DOCUMENT TEXT:
● ● ●
Estrogen receptors alpha and beta have similar activities in multiple endothelial cell pathways.

The presence of both estrogen receptor alpha (ERalpha) and ERbeta in vascular cells has greatly increased the complexity of potential estrogen regulatory pathways in the cardiovascular system. Here, human umbilical vein endothelial cells were engineered using adenovirus vectors to express either ERalpha or ERbeta. The activities of ERalpha and ERbeta were compared in three distinct gene regulatory pathways, including inhibition of IL-1beta induction of E-selectin expression, inhibition of basal endothelin-1 production, and the ability to induce two matrix-stabilizing enzymes: tissue transglutaminase and a novel member of the lysyl oxidase family. Both ERs were active on these end points, although ERbeta was typically less efficacious than ERalpha. As no class of gene regulation could differentiate ERalpha from ERbeta activity, we characterized a novel steroid (7alpha-thiophenyl-E2) that bound with similar affinities to ERalpha and ERbeta, but functioned as an ERalpha agonist and ERbeta antagonist for all of these endothelial responses. This pattern of receptor subtype-selective activity was not unique to endothelial cells, but was also seen in metabolically active HepG2 cells, suggesting potential in vivo utility. The panel of endothelial responses coupled with a selective modulator should provide a means to characterize the roles of ERalpha and ERbeta in endothelial cells in vivo.
● ● ●
WHAT YOU NEED TO DO: List the gene regulatory pathways in which the estrogen receptor abstract compares the activities of ERalpha and ERbeta. The listing below has no connection to the estrogen receptor abstract.

(Collected data entries)
● ● ●
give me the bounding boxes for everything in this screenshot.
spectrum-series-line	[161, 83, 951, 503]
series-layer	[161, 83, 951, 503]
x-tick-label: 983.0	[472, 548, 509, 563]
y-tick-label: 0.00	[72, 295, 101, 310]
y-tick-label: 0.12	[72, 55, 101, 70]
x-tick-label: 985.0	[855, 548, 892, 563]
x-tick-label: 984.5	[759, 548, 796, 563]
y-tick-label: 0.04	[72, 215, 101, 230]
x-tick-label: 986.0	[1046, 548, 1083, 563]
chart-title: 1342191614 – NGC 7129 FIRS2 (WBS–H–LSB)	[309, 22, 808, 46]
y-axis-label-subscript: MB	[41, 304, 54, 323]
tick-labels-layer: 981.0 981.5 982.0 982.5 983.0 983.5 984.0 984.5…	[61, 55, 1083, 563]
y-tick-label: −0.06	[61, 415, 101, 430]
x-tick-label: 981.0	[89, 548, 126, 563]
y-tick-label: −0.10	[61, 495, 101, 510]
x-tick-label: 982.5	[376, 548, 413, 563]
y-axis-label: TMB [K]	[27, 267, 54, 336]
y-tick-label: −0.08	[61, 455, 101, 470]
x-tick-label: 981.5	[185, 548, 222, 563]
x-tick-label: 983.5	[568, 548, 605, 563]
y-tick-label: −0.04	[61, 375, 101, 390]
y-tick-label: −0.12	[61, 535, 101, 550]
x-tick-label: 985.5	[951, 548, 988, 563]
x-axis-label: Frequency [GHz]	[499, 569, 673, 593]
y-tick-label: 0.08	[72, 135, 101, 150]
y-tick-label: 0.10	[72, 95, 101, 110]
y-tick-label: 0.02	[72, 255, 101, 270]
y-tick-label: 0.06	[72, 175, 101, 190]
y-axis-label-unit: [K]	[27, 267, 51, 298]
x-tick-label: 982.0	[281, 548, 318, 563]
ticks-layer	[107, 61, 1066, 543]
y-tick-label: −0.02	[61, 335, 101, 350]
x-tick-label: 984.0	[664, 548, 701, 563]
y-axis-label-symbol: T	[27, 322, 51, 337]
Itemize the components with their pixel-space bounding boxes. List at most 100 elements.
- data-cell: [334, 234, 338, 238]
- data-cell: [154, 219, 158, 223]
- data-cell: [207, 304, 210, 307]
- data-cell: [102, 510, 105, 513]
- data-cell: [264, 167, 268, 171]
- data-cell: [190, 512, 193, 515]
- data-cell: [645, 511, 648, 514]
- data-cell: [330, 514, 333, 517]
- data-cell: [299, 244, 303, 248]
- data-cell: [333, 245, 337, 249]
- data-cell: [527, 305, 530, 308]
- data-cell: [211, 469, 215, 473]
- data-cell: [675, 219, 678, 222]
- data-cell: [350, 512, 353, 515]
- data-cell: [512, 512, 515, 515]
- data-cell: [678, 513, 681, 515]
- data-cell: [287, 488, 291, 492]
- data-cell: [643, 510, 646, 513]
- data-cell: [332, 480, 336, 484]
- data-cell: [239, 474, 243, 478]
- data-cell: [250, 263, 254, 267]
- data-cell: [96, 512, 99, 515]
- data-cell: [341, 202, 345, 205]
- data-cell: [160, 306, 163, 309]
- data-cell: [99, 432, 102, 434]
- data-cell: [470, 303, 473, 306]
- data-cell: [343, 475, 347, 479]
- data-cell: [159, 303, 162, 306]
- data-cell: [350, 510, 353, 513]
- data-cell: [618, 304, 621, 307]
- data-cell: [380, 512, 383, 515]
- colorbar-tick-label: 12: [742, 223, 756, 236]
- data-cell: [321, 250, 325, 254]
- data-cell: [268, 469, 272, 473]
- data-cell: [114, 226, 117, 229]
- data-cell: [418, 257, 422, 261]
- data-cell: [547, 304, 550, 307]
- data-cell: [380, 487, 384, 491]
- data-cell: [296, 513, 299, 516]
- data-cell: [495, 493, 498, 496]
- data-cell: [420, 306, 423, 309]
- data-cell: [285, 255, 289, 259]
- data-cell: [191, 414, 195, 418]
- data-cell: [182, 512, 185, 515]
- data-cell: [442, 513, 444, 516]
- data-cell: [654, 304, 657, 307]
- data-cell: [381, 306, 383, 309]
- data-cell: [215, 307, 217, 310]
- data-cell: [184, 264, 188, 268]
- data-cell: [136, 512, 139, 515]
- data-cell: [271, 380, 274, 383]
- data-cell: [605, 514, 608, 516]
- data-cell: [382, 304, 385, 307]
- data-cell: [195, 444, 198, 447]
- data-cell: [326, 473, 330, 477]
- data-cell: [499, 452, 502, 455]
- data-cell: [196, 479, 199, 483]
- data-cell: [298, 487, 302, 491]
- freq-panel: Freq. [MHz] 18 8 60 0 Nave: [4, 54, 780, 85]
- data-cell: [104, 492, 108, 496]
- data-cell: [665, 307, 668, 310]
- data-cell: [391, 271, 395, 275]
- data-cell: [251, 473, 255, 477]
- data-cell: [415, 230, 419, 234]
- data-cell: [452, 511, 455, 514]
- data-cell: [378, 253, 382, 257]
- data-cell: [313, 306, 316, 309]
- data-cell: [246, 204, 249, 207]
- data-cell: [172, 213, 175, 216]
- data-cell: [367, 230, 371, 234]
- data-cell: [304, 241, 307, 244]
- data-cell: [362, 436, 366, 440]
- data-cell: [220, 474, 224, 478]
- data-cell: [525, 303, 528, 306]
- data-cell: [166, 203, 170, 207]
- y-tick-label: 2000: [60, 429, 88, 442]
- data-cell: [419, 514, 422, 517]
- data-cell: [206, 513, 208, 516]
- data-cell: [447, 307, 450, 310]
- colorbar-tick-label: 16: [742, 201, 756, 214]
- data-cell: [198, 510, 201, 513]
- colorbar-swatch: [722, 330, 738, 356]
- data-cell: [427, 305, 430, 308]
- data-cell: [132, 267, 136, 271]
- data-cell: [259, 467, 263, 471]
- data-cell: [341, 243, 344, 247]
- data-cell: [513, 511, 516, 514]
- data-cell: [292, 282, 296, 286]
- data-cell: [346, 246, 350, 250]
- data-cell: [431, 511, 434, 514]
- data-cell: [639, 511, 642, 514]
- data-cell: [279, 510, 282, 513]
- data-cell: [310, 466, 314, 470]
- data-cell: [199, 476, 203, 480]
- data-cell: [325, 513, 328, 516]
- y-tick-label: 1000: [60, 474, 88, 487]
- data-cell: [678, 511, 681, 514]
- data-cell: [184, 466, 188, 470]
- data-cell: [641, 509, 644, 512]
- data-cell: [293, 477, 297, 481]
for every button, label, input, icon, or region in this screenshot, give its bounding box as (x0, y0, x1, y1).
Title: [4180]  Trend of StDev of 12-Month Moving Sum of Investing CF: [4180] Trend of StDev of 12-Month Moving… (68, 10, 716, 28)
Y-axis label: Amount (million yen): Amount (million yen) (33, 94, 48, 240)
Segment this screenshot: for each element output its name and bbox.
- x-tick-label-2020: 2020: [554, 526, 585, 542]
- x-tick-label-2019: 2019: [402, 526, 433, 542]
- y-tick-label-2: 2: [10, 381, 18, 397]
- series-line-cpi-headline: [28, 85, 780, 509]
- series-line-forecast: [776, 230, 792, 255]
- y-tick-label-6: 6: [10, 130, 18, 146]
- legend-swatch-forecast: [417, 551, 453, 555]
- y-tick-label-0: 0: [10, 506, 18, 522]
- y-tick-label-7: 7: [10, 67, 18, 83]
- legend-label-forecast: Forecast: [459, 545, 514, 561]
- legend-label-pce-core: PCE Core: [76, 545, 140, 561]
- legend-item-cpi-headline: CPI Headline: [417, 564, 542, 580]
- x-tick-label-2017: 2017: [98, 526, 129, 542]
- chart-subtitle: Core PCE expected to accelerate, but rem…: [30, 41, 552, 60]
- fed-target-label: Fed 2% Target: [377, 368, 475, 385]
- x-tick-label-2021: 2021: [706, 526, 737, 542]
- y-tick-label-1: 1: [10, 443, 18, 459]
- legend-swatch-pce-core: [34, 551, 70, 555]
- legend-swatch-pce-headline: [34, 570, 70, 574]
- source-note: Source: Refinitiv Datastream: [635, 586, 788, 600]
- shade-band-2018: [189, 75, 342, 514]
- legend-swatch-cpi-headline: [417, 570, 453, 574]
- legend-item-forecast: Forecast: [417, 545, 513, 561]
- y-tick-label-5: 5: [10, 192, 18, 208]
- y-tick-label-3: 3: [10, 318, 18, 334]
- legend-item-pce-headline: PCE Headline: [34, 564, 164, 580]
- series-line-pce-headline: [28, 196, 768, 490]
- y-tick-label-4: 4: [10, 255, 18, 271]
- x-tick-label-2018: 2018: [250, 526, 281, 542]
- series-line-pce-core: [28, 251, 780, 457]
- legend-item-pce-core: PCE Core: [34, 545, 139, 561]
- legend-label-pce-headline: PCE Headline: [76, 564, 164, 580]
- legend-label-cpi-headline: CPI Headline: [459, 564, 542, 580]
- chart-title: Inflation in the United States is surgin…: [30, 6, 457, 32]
● ● ●
WRITTEN ANSWER:
- Inhibition of IL-1beta induction of E-selectin expression
- Inhibition of basal endothelin-1 production
- Induction of two matrix-stabilizing enzymes: tissue transglutaminase and a novel member of the lysyl oxidase family